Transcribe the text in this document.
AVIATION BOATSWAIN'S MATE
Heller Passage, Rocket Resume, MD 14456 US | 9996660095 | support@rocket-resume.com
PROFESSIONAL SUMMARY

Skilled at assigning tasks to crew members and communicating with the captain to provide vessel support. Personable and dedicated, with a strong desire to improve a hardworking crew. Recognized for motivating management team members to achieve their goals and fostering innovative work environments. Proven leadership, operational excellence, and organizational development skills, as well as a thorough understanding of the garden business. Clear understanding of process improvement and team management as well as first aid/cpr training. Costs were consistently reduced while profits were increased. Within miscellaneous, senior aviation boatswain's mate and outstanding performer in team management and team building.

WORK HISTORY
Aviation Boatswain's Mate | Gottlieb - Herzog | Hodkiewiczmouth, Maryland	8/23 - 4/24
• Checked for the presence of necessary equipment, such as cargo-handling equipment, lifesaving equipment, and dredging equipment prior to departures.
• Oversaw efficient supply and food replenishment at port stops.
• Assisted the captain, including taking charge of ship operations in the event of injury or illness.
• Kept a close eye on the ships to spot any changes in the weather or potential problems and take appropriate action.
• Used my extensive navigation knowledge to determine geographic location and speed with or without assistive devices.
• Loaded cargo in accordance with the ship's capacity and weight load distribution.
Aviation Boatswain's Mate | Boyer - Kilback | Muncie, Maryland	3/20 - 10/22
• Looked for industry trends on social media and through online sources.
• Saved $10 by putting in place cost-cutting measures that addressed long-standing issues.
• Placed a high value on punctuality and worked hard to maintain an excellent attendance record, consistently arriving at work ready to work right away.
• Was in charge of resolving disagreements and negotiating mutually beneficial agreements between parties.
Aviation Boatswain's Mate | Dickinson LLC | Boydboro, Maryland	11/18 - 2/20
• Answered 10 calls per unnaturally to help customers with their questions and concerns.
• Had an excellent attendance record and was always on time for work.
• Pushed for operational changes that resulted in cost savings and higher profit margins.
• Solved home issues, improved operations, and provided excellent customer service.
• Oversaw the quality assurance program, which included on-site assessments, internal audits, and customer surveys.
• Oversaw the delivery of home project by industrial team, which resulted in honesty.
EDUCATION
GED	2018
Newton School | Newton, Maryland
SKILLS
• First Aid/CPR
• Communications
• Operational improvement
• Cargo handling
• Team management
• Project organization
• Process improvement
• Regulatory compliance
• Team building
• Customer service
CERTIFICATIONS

......

- **AIM OF THE TASK**:
Repeat every record, keeping each word and mark exactly as it is.

- **TASK RESPONSE**:
Transcribe the text in this document.
AVIATION BOATSWAIN'S MATE
Heller Passage, Rocket Resume, MD 14456 US | 9996660095 | support@rocket-resume.com
PROFESSIONAL SUMMARY

Skilled at assigning tasks to crew members and communicating with the captain to provide vessel support. Personable and dedicated, with a strong desire to improve a hardworking crew. Recognized for motivating management team members to achieve their goals and fostering innovative work environments. Proven leadership, operational excellence, and organizational development skills, as well as a thorough understanding of the garden business. Clear understanding of process improvement and team management as well as first aid/cpr training. Costs were consistently reduced while profits were increased. Within miscellaneous, senior aviation boatswain's mate and outstanding performer in team management and team building.

WORK HISTORY
Aviation Boatswain's Mate | Gottlieb - Herzog | Hodkiewiczmouth, Maryland	8/23 - 4/24
• Checked for the presence of necessary equipment, such as cargo-handling equipment, lifesaving equipment, and dredging equipment prior to departures.
• Oversaw efficient supply and food replenishment at port stops.
• Assisted the captain, including taking charge of ship operations in the event of injury or illness.
• Kept a close eye on the ships to spot any changes in the weather or potential problems and take appropriate action.
• Used my extensive navigation knowledge to determine geographic location and speed with or without assistive devices.
• Loaded cargo in accordance with the ship's capacity and weight load distribution.
Aviation Boatswain's Mate | Boyer - Kilback | Muncie, Maryland	3/20 - 10/22
• Looked for industry trends on social media and through online sources.
• Saved $10 by putting in place cost-cutting measures that addressed long-standing issues.
• Placed a high value on punctuality and worked hard to maintain an excellent attendance record, consistently arriving at work ready to work right away.
• Was in charge of resolving disagreements and negotiating mutually beneficial agreements between parties.
Aviation Boatswain's Mate | Dickinson LLC | Boydboro, Maryland	11/18 - 2/20
• Answered 10 calls per unnaturally to help customers with their questions and concerns.
• Had an excellent attendance record and was always on time for work.
• Pushed for operational changes that resulted in cost savings and higher profit margins.
• Solved home issues, improved operations, and provided excellent customer service.
• Oversaw the quality assurance program, which included on-site assessments, internal audits, and customer surveys.
• Oversaw the delivery of home project by industrial team, which resulted in honesty.
EDUCATION
GED	2018
Newton School | Newton, Maryland
SKILLS
• First Aid/CPR
• Communications
• Operational improvement
• Cargo handling
• Team management
• Project organization
• Process improvement
• Regulatory compliance
• Team building
• Customer service
CERTIFICATIONS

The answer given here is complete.